WHAT YOU HAVE TO DO -
In the material below, find every line with "screenshot" and pull it out.

Records contained in a dataset -
[start]

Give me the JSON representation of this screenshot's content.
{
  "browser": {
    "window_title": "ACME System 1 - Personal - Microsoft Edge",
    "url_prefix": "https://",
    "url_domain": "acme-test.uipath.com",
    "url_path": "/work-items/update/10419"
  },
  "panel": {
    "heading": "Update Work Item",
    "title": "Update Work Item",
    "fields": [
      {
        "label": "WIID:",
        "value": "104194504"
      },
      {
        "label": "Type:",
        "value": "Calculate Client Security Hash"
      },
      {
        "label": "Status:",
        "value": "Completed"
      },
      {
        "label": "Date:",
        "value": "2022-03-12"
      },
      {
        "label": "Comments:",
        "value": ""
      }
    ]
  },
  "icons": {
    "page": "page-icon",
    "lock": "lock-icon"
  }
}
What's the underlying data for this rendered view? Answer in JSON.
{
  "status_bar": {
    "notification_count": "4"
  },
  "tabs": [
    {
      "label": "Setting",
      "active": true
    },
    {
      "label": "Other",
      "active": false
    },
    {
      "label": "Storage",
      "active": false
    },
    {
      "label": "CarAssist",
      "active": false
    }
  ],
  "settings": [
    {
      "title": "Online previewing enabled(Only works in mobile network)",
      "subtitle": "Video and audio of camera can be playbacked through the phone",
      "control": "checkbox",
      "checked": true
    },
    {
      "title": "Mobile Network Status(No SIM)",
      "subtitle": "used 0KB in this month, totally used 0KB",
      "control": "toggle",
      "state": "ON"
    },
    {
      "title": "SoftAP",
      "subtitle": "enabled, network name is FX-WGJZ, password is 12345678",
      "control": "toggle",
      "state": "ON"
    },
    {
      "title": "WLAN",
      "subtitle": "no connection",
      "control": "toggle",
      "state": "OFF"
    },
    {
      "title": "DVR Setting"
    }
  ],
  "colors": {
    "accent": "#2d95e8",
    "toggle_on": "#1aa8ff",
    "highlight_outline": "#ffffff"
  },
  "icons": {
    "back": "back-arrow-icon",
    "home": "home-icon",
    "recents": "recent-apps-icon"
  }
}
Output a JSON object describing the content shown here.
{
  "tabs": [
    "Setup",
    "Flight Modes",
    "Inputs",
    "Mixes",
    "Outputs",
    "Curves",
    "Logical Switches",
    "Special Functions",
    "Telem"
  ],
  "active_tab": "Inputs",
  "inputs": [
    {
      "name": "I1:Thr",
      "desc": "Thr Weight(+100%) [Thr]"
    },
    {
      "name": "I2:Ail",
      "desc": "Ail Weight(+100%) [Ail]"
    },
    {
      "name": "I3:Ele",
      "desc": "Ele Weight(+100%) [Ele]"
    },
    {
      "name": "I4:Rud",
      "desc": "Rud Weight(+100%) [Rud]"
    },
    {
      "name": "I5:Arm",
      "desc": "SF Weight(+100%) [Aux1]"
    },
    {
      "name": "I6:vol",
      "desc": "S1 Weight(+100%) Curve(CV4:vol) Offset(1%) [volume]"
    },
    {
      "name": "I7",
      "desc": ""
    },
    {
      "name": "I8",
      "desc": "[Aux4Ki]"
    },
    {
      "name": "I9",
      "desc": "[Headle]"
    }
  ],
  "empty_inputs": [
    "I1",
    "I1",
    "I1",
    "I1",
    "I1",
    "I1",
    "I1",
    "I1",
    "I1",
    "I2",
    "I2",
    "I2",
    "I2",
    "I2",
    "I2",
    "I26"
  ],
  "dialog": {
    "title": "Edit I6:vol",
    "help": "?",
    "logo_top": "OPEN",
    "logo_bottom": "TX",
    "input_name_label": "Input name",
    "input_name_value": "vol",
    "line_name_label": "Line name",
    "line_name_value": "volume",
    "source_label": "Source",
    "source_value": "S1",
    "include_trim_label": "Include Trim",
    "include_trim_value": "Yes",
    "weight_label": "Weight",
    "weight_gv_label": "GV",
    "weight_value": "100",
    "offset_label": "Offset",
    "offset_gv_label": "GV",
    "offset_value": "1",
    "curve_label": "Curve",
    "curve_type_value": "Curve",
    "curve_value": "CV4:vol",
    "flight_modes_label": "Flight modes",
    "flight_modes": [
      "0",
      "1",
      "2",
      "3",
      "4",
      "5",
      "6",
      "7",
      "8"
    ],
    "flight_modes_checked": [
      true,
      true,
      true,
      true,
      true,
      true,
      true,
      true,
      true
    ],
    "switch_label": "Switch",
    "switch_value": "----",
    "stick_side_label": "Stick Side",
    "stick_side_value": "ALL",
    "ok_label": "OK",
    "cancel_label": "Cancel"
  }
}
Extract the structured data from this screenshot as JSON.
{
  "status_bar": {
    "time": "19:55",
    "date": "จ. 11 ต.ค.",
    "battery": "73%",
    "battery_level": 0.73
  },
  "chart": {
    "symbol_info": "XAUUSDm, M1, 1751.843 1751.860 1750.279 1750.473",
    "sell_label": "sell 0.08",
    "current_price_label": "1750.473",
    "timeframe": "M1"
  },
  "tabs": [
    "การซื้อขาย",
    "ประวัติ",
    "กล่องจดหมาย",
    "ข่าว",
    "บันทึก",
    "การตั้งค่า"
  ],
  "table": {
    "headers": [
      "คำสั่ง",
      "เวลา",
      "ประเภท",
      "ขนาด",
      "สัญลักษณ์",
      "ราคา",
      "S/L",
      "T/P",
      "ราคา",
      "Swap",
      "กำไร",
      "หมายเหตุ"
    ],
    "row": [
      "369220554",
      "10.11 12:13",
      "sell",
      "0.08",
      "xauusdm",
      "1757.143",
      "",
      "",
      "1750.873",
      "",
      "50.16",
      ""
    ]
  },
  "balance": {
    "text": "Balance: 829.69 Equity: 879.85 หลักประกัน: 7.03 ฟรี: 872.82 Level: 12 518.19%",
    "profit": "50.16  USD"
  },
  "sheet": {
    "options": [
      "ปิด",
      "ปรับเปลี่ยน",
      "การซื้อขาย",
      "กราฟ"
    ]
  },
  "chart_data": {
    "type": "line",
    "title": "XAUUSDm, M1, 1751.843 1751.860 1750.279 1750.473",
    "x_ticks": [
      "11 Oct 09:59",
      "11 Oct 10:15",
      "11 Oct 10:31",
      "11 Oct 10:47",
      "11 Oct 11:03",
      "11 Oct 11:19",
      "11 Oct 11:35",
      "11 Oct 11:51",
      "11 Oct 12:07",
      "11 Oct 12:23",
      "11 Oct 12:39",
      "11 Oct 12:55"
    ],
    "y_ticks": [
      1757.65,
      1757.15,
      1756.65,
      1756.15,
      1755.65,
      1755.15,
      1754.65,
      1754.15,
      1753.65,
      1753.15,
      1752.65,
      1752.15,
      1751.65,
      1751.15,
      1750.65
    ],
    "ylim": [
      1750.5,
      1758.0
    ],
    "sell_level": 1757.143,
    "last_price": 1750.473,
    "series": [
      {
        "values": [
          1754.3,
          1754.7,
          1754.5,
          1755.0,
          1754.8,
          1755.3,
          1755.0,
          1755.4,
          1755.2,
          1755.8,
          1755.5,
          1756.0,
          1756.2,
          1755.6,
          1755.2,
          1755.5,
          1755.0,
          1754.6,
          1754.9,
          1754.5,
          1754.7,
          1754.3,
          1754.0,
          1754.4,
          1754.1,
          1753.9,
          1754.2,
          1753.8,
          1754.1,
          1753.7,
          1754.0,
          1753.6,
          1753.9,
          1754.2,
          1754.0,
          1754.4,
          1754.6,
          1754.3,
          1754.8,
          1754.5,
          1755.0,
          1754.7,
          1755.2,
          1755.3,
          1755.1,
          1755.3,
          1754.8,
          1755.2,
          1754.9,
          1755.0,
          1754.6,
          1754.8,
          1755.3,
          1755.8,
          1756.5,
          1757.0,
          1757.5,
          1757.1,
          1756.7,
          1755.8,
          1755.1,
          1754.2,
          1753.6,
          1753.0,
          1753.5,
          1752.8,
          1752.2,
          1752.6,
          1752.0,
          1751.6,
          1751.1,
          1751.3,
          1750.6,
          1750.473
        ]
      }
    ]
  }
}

[end]

ANSWER FOR THE TASK -
Give me the JSON representation of this screenshot's content.
Extract the structured data from this screenshot as JSON.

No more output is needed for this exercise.